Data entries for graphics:
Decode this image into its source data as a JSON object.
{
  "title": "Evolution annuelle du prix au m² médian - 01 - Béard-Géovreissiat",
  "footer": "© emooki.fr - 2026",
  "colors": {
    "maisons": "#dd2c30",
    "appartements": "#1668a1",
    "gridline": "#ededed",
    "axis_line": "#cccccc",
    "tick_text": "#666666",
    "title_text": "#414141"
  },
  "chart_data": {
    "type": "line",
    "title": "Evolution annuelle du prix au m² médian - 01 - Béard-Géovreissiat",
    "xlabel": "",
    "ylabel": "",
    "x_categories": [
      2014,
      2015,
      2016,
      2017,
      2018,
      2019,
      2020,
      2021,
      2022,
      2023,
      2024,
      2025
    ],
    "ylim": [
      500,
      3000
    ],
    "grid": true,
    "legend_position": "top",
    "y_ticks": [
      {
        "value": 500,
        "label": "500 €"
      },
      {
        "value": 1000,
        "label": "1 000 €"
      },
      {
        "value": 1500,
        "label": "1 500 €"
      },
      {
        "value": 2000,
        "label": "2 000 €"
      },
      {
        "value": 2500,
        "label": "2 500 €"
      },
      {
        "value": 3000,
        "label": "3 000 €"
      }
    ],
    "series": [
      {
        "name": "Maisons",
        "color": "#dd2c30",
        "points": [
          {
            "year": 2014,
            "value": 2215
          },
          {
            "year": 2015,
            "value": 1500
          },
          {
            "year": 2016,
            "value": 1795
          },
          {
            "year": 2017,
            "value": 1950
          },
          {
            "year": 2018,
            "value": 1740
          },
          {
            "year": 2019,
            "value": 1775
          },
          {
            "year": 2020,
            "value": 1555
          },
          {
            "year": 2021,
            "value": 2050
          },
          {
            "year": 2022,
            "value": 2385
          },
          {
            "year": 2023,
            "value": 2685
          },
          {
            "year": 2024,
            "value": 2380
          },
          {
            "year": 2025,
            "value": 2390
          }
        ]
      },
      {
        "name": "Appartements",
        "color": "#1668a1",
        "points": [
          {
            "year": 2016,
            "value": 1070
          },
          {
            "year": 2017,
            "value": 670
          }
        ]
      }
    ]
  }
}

**What is asked:**
Quote all the records. Keep every word exact.

**Response:**
Decode this image into its source data as a JSON object.
{
  "title": "Evolution annuelle du prix au m² médian - 01 - Béard-Géovreissiat",
  "footer": "© emooki.fr - 2026",
  "colors": {
    "maisons": "#dd2c30",
    "appartements": "#1668a1",
    "gridline": "#ededed",
    "axis_line": "#cccccc",
    "tick_text": "#666666",
    "title_text": "#414141"
  },
  "chart_data": {
    "type": "line",
    "title": "Evolution annuelle du prix au m² médian - 01 - Béard-Géovreissiat",
    "xlabel": "",
    "ylabel": "",
    "x_categories": [
      2014,
      2015,
      2016,
      2017,
      2018,
      2019,
      2020,
      2021,
      2022,
      2023,
      2024,
      2025
    ],
    "ylim": [
      500,
      3000
    ],
    "grid": true,
    "legend_position": "top",
    "y_ticks": [
      {
        "value": 500,
        "label": "500 €"
      },
      {
        "value": 1000,
        "label": "1 000 €"
      },
      {
        "value": 1500,
        "label": "1 500 €"
      },
      {
        "value": 2000,
        "label": "2 000 €"
      },
      {
        "value": 2500,
        "label": "2 500 €"
      },
      {
        "value": 3000,
        "label": "3 000 €"
      }
    ],
    "series": [
      {
        "name": "Maisons",
        "color": "#dd2c30",
        "points": [
          {
            "year": 2014,
            "value": 2215
          },
          {
            "year": 2015,
            "value": 1500
          },
          {
            "year": 2016,
            "value": 1795
          },
          {
            "year": 2017,
            "value": 1950
          },
          {
            "year": 2018,
            "value": 1740
          },
          {
            "year": 2019,
            "value": 1775
          },
          {
            "year": 2020,
            "value": 1555
          },
          {
            "year": 2021,
            "value": 2050
          },
          {
            "year": 2022,
            "value": 2385
          },
          {
            "year": 2023,
            "value": 2685
          },
          {
            "year": 2024,
            "value": 2380
          },
          {
            "year": 2025,
            "value": 2390
          }
        ]
      },
      {
        "name": "Appartements",
        "color": "#1668a1",
        "points": [
          {
            "year": 2016,
            "value": 1070
          },
          {
            "year": 2017,
            "value": 670
          }
        ]
      }
    ]
  }
}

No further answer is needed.